▶ EXERCISE
In the data below, find every line with the string "мери" and pull it out.

▶ DATA IN THIS EXERCISE
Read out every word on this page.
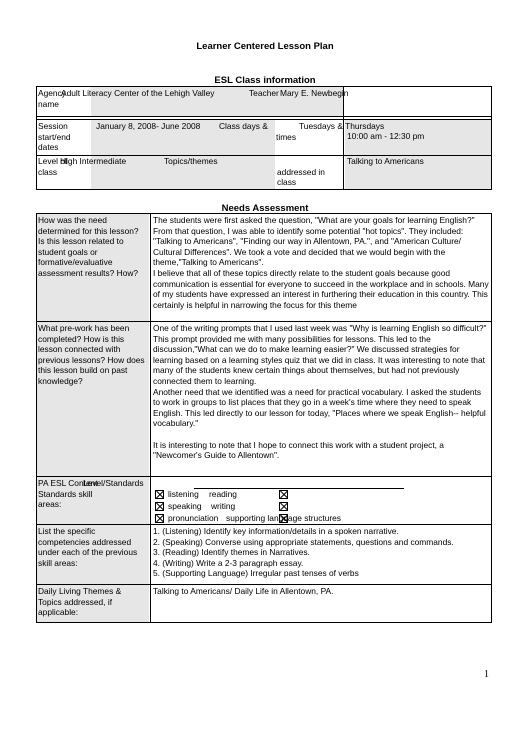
Learner Centered Lesson Plan
ESL Class information
Agency name
Adult Literacy Center of the Lehigh Valley	Teacher Mary E. Newbegin
Session start/end dates
January 8, 2008- June 2008 Class days &
times
Tuesdays & Thursdays
10:00 am - 12:30 pm
Level of class
High Intermediate	Topics/themes
addressed in
class
Talking to Americans
Needs Assessment
How was the need determined for this lesson? Is this lesson related to student goals or formative/evaluative assessment results? How?

The students were first asked the question, "What are your goals for learning English?" From that question, I was able to identify some potential "hot topics". They included: "Talking to Americans", "Finding our way in Allentown, PA.", and "American Culture/ Cultural Differences". We took a vote and decided that we would begin with the theme,"Talking to Americans".

I believe that all of these topics directly relate to the student goals because good communication is essential for everyone to succeed in the workplace and in schools. Many of my students have expressed an interest in furthering their education in this country. This certainly is helpful in narrowing the focus for this theme

What pre-work has been completed? How is this lesson connected with previous lessons? How does this lesson build on past knowledge?

One of the writing prompts that I used last week was "Why is learning English so difficult?" This prompt provided me with many possibilities for lessons. This led to the discussion,"What can we do to make learning easier?" We discussed strategies for learning based on a learning styles quiz that we did in class. It was interesting to note that many of the students knew certain things about themselves, but had not previously connected them to learning.

Another need that we identified was a need for practical vocabulary. I asked the students to work in groups to list places that they go in a week's time where they need to speak English. This led directly to our lesson for today, "Places where we speak English-- helpful vocabulary."

It is interesting to note that I hope to connect this work with a student project, a "Newcomer's Guide to Allentown".

PA ESL Content Standards skill areas:
Level/Standards
listening reading
speaking writing
pronunciation supporting language structures
List the specific competencies addressed under each of the previous skill areas:
1. (Listening) Identify key information/details in a spoken narrative.
2. (Speaking) Converse using appropriate statements, questions and commands.
3. (Reading) Identify themes in Narratives.
4. (Writing) Write a 2-3 paragraph essay.
5. (Supporting Language) Irregular past tenses of verbs
Daily Living Themes & Topics addressed, if applicable:
Talking to Americans/ Daily Life in Allentown, PA.
1
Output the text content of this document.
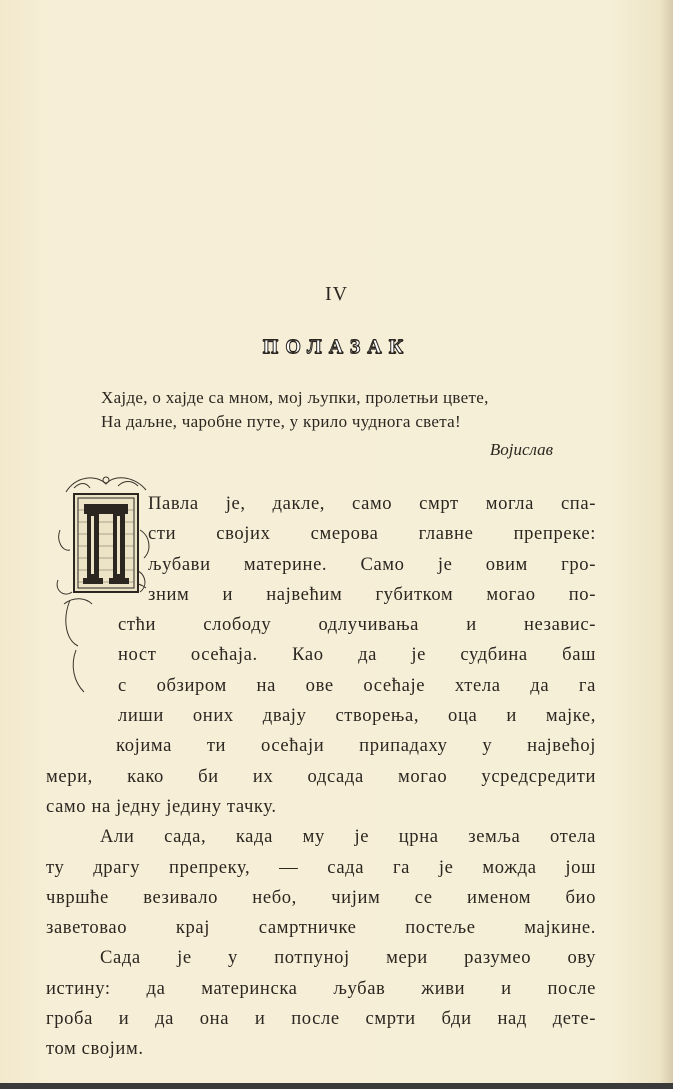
IV
ПОЛАЗАК
Хајде, о хајде са мном, мој љупки, пролетњи цвете,
На даљне, чаробне путе, у крило чуднога света!
Војислав
Павла је, дакле, само смрт могла спа-
сти својих смерова главне препреке:
љубави материне. Само је овим гро-
зним и највећим губитком могао по-
стћи слободу одлучивања и независ-
ност осећаја. Као да је судбина баш
с обзиром на ове осећаје хтела да га
лиши оних двају створења, оца и мајке,
којима ти осећаји припадаху у највећој
мери, како би их одсада могао усредсредити
само на једну једину тачку.
Али сада, када му је црна земља отела
ту драгу препреку, — сада га је можда још
чвршће везивало небо, чијим се именом био
заветовао крај самртничке постеље мајкине.
Сада је у потпуној мери разумео ову
истину: да материнска љубав живи и после
гроба и да она и после смрти бди над дете-
том својим.
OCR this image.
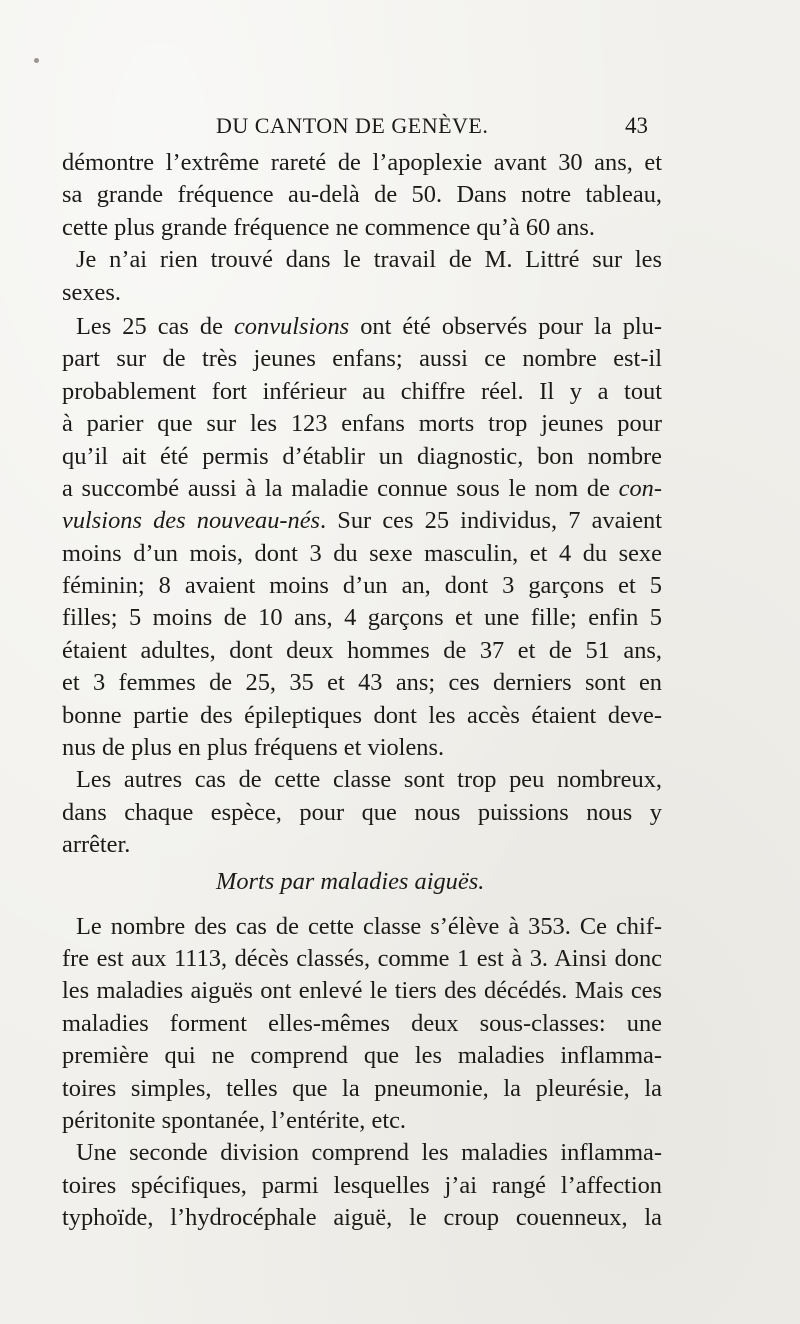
DU CANTON DE GENÈVE.	43
démontre l’extrême rareté de l’apoplexie avant 30 ans, et
sa grande fréquence au-delà de 50. Dans notre tableau,
cette plus grande fréquence ne commence qu’à 60 ans.
Je n’ai rien trouvé dans le travail de M. Littré sur les
sexes.
Les 25 cas de convulsions ont été observés pour la plu-
part sur de très jeunes enfans; aussi ce nombre est-il
probablement fort inférieur au chiffre réel. Il y a tout
à parier que sur les 123 enfans morts trop jeunes pour
qu’il ait été permis d’établir un diagnostic, bon nombre
a succombé aussi à la maladie connue sous le nom de con-
vulsions des nouveau-nés. Sur ces 25 individus, 7 avaient
moins d’un mois, dont 3 du sexe masculin, et 4 du sexe
féminin; 8 avaient moins d’un an, dont 3 garçons et 5
filles; 5 moins de 10 ans, 4 garçons et une fille; enfin 5
étaient adultes, dont deux hommes de 37 et de 51 ans,
et 3 femmes de 25, 35 et 43 ans; ces derniers sont en
bonne partie des épileptiques dont les accès étaient deve-
nus de plus en plus fréquens et violens.
Les autres cas de cette classe sont trop peu nombreux,
dans chaque espèce, pour que nous puissions nous y
arrêter.
Morts par maladies aiguës.
Le nombre des cas de cette classe s’élève à 353. Ce chif-
fre est aux 1113, décès classés, comme 1 est à 3. Ainsi donc
les maladies aiguës ont enlevé le tiers des décédés. Mais ces
maladies forment elles-mêmes deux sous-classes: une
première qui ne comprend que les maladies inflamma-
toires simples, telles que la pneumonie, la pleurésie, la
péritonite spontanée, l’entérite, etc.
Une seconde division comprend les maladies inflamma-
toires spécifiques, parmi lesquelles j’ai rangé l’affection
typhoïde, l’hydrocéphale aiguë, le croup couenneux, la
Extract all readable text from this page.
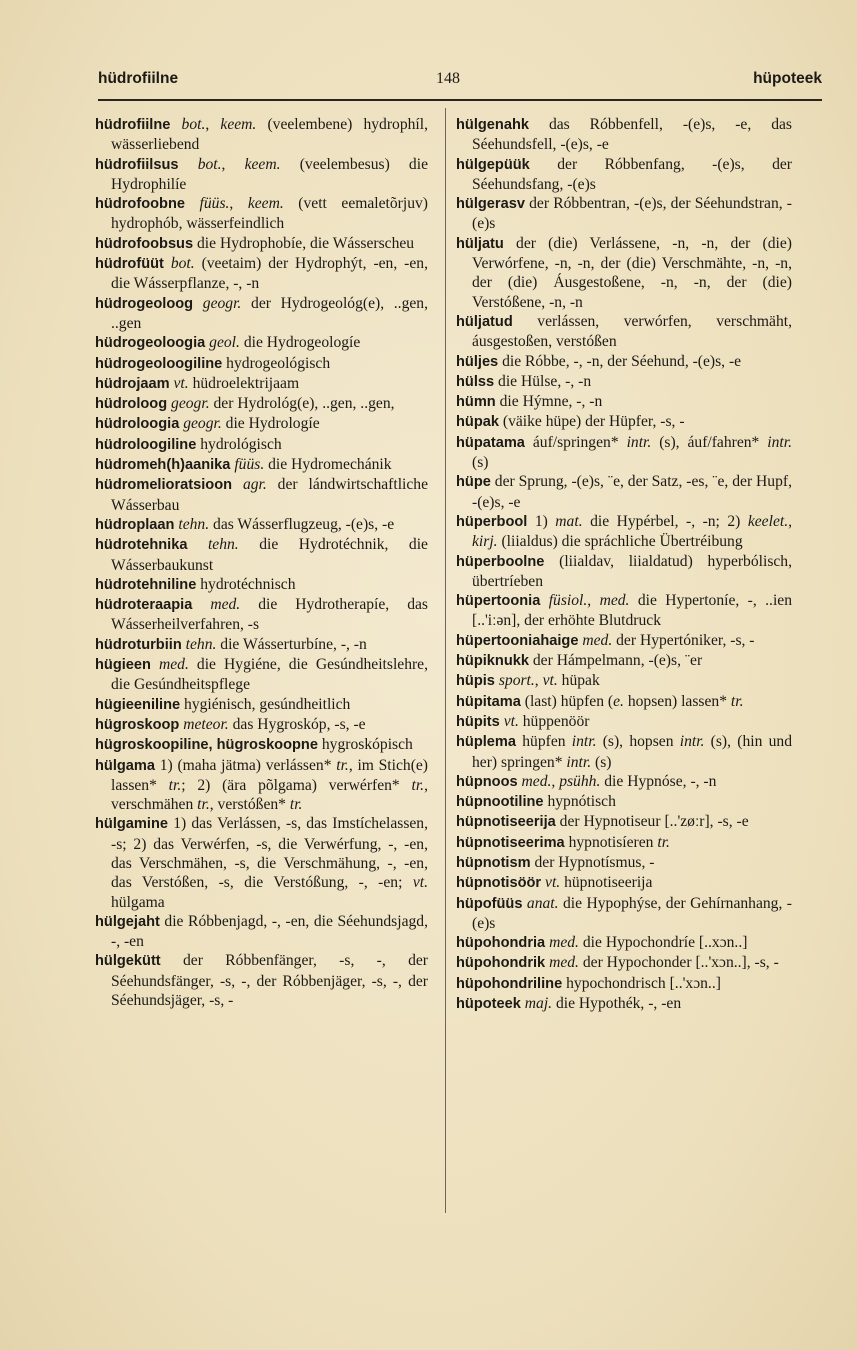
hüdrofiilne	148	hüpoteek

hüdrofiilne bot., keem. (veelembene) hydrophíl, wässerliebend

hüdrofiilsus bot., keem. (veelembesus) die Hydrophilíe

hüdrofoobne füüs., keem. (vett eemaletõrjuv) hydrophób, wässerfeindlich

hüdrofoobsus die Hydrophobíe, die Wásserscheu

hüdrofüüt bot. (veetaim) der Hydrophýt, -en, -en, die Wásserpflanze, -, -n

hüdrogeoloog geogr. der Hydrogeológ(e), ..gen, ..gen

hüdrogeoloogia geol. die Hydrogeologíe

hüdrogeoloogiline hydrogeológisch

hüdrojaam vt. hüdroelektrijaam

hüdroloog geogr. der Hydrológ(e), ..gen, ..gen,

hüdroloogia geogr. die Hydrologíe

hüdroloogiline hydrológisch

hüdromeh(h)aanika füüs. die Hydromechánik

hüdromelioratsioon agr. der lándwirtschaftliche Wásserbau

hüdroplaan tehn. das Wásserflugzeug, -(e)s, -e

hüdrotehnika tehn. die Hydrotéchnik, die Wásserbaukunst

hüdrotehniline hydrotéchnisch

hüdroteraapia med. die Hydrotherapíe, das Wásserheilverfahren, -s

hüdroturbiin tehn. die Wásserturbíne, -, -n

hügieen med. die Hygiéne, die Gesúndheitslehre, die Gesúndheitspflege

hügieeniline hygiénisch, gesúndheitlich

hügroskoop meteor. das Hygroskóp, -s, -e

hügroskoopiline, hügroskoopne hygroskópisch

hülgama 1) (maha jätma) verlássen* tr., im Stich(e) lassen* tr.; 2) (ära põlgama) verwérfen* tr., verschmähen tr., verstóßen* tr.

hülgamine 1) das Verlássen, -s, das Imstíchelassen, -s; 2) das Verwérfen, -s, die Verwérfung, -, -en, das Verschmähen, -s, die Verschmähung, -, -en, das Verstóßen, -s, die Verstóßung, -, -en; vt. hülgama

hülgejaht die Róbbenjagd, -, -en, die Séehundsjagd, -, -en

hülgekütt der Róbbenfänger, -s, -, der Séehundsfänger, -s, -, der Róbbenjäger, -s, -, der Séehundsjäger, -s, -

hülgenahk das Róbbenfell, -(e)s, -e, das Séehundsfell, -(e)s, -e

hülgepüük der Róbbenfang, -(e)s, der Séehundsfang, -(e)s

hülgerasv der Róbbentran, -(e)s, der Séehundstran, -(e)s

hüljatu der (die) Verlássene, -n, -n, der (die) Verwórfene, -n, -n, der (die) Verschmähte, -n, -n, der (die) Áusgestoßene, -n, -n, der (die) Verstóßene, -n, -n

hüljatud verlássen, verwórfen, verschmäht, áusgestoßen, verstóßen

hüljes die Róbbe, -, -n, der Séehund, -(e)s, -e

hülss die Hülse, -, -n

hümn die Hýmne, -, -n

hüpak (väike hüpe) der Hüpfer, -s, -

hüpatama áuf/springen* intr. (s), áuf/fahren* intr. (s)

hüpe der Sprung, -(e)s, ¨e, der Satz, -es, ¨e, der Hupf, -(e)s, -e

hüperbool 1) mat. die Hypérbel, -, -n; 2) keelet., kirj. (liialdus) die spráchliche Übertréibung

hüperboolne (liialdav, liialdatud) hyperbólisch, übertríeben

hüpertoonia füsiol., med. die Hypertoníe, -, ..ien [..'iːən], der erhöhte Blutdruck

hüpertooniahaige med. der Hypertóniker, -s, -

hüpiknukk der Hámpelmann, -(e)s, ¨er

hüpis sport., vt. hüpak

hüpitama (last) hüpfen (e. hopsen) lassen* tr.

hüpits vt. hüppenöör

hüplema hüpfen intr. (s), hopsen intr. (s), (hin und her) springen* intr. (s)

hüpnoos med., psühh. die Hypnóse, -, -n

hüpnootiline hypnótisch

hüpnotiseerija der Hypnotiseur [..'zøːr], -s, -e

hüpnotiseerima hypnotisíeren tr.

hüpnotism der Hypnotísmus, -

hüpnotisöör vt. hüpnotiseerija

hüpofüüs anat. die Hypophýse, der Gehírnanhang, -(e)s

hüpohondria med. die Hypochondríe [..xɔn..]

hüpohondrik med. der Hypochonder [..'xɔn..], -s, -

hüpohondriline hypochondrisch [..'xɔn..]

hüpoteek maj. die Hypothék, -, -en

▶ TASK RESPONSE
мери, како би их одсада могао усредсредити
Сада је у потпуној мери разумео ову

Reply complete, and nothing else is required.